● **STORED ROWS**:

================

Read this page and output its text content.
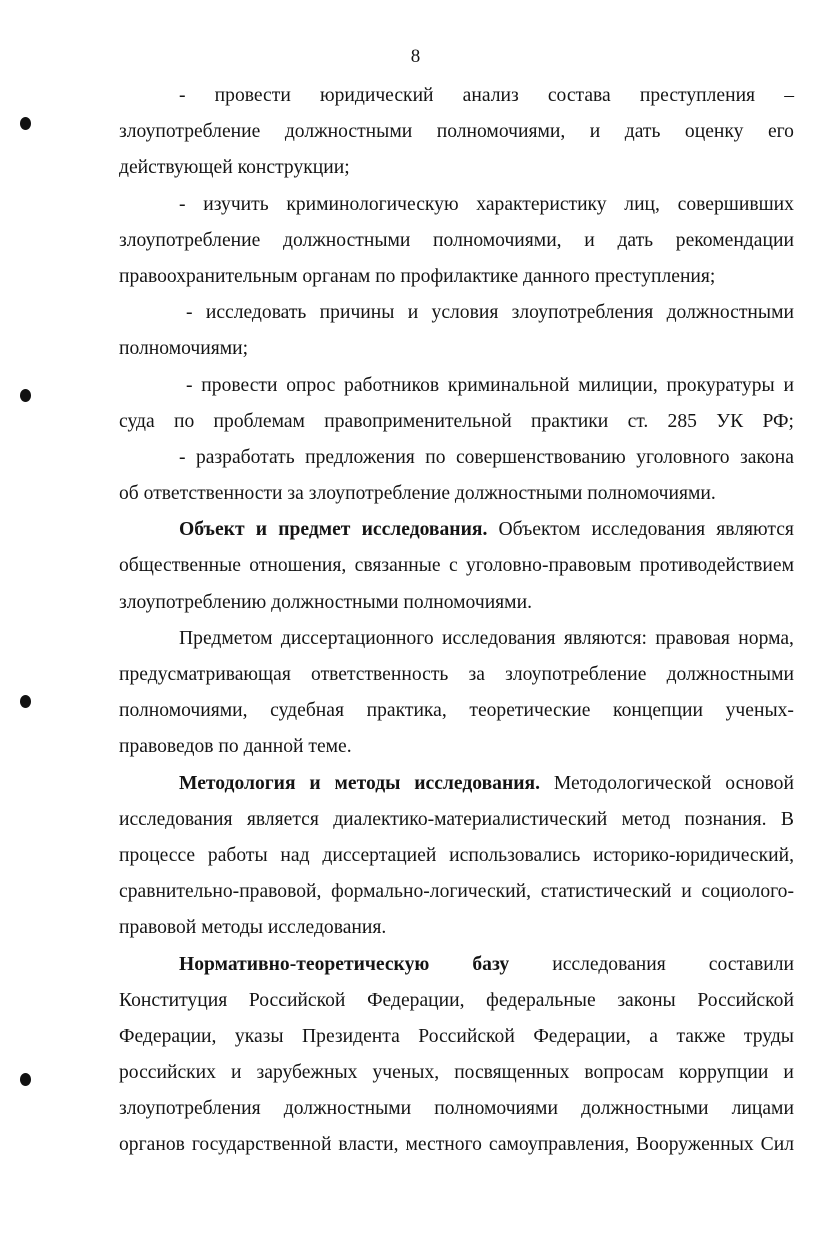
8
- провести юридический анализ состава преступления –
злоупотребление должностными полномочиями, и дать оценку его
действующей конструкции;
- изучить криминологическую характеристику лиц, совершивших
злоупотребление должностными полномочиями, и дать рекомендации
правоохранительным органам по профилактике данного преступления;
- исследовать причины и условия злоупотребления должностными
полномочиями;
- провести опрос работников криминальной милиции, прокуратуры и
суда по проблемам правоприменительной практики ст. 285 УК РФ;
- разработать предложения по совершенствованию уголовного закона
об ответственности за злоупотребление должностными полномочиями.
Объект и предмет исследования. Объектом исследования являются
общественные отношения, связанные с уголовно-правовым противодействием
злоупотреблению должностными полномочиями.
Предметом диссертационного исследования являются: правовая норма,
предусматривающая ответственность за злоупотребление должностными
полномочиями, судебная практика, теоретические концепции ученых-
правоведов по данной теме.
Методология и методы исследования. Методологической основой
исследования является диалектико-материалистический метод познания. В
процессе работы над диссертацией использовались историко-юридический,
сравнительно-правовой, формально-логический, статистический и социолого-
правовой методы исследования.
Нормативно-теоретическую базу исследования составили
Конституция Российской Федерации, федеральные законы Российской
Федерации, указы Президента Российской Федерации, а также труды
российских и зарубежных ученых, посвященных вопросам коррупции и
злоупотребления должностными полномочиями должностными лицами
органов государственной власти, местного самоуправления, Вооруженных Сил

================

Pick out, from the lines above, every one that contains the string "полномочиями".

злоупотребление должностными полномочиями, и дать оценку его
злоупотребление должностными полномочиями, и дать рекомендации
полномочиями;
об ответственности за злоупотребление должностными полномочиями.
злоупотреблению должностными полномочиями.
полномочиями, судебная практика, теоретические концепции ученых-
злоупотребления должностными полномочиями должностными лицами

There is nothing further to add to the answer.